Task to carry out: Every line that includes the word "vsize" is to be listed.

Dataset items
************
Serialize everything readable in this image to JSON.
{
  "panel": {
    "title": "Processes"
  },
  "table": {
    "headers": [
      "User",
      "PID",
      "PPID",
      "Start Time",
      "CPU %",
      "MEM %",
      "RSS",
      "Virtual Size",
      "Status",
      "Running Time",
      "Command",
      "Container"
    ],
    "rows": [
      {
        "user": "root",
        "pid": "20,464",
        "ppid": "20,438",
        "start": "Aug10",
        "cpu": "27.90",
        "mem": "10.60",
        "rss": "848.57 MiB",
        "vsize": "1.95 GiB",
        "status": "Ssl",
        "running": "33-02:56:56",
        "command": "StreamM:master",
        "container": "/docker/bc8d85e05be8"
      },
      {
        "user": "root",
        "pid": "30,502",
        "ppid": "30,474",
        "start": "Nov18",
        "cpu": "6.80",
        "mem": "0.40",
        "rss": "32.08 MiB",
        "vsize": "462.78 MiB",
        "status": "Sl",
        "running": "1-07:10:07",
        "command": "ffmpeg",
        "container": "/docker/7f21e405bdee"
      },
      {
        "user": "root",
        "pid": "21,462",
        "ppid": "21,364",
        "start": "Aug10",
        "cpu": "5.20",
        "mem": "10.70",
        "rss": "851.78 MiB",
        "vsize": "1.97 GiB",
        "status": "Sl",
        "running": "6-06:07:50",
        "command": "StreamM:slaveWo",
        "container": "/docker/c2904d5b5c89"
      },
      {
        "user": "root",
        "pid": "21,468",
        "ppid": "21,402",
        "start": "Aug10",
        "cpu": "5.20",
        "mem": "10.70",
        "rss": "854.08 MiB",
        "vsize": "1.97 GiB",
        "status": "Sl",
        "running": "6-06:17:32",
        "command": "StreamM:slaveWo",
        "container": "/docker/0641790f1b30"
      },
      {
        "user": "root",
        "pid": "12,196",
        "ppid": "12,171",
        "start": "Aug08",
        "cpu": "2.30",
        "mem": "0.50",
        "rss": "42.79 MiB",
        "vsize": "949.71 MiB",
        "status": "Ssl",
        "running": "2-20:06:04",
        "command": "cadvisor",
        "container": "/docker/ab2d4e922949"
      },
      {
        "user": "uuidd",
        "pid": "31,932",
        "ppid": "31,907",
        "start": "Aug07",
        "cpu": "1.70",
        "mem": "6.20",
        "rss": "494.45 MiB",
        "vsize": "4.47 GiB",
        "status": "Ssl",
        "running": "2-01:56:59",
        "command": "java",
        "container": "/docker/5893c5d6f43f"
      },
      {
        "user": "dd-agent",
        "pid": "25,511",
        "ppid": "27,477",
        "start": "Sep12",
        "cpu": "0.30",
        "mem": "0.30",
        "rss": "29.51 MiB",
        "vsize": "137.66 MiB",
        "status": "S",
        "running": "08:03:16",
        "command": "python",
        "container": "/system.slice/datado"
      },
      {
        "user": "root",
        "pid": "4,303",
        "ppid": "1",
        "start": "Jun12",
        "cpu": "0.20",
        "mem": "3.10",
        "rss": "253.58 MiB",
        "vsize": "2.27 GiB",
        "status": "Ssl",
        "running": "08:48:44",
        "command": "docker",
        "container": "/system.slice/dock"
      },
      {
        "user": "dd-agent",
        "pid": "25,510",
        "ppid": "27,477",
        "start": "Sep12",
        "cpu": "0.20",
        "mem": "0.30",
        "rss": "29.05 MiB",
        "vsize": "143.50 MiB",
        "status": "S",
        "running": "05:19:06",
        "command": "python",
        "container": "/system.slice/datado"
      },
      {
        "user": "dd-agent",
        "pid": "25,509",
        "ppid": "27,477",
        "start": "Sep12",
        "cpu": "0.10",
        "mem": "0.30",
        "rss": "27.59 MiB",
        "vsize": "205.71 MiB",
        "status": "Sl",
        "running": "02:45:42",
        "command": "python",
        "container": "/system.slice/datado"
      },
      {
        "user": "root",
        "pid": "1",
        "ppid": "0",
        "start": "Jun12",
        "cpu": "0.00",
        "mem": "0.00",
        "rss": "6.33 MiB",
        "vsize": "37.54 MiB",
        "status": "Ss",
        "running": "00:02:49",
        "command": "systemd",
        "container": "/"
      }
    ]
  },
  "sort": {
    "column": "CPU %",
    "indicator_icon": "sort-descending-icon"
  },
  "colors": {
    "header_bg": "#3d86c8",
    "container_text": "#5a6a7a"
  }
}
************
Written solution:
        "vsize": "1.95 GiB",
        "vsize": "462.78 MiB",
        "vsize": "1.97 GiB",
        "vsize": "1.97 GiB",
        "vsize": "949.71 MiB",
        "vsize": "4.47 GiB",
        "vsize": "137.66 MiB",
        "vsize": "2.27 GiB",
        "vsize": "143.50 MiB",
        "vsize": "205.71 MiB",
        "vsize": "37.54 MiB",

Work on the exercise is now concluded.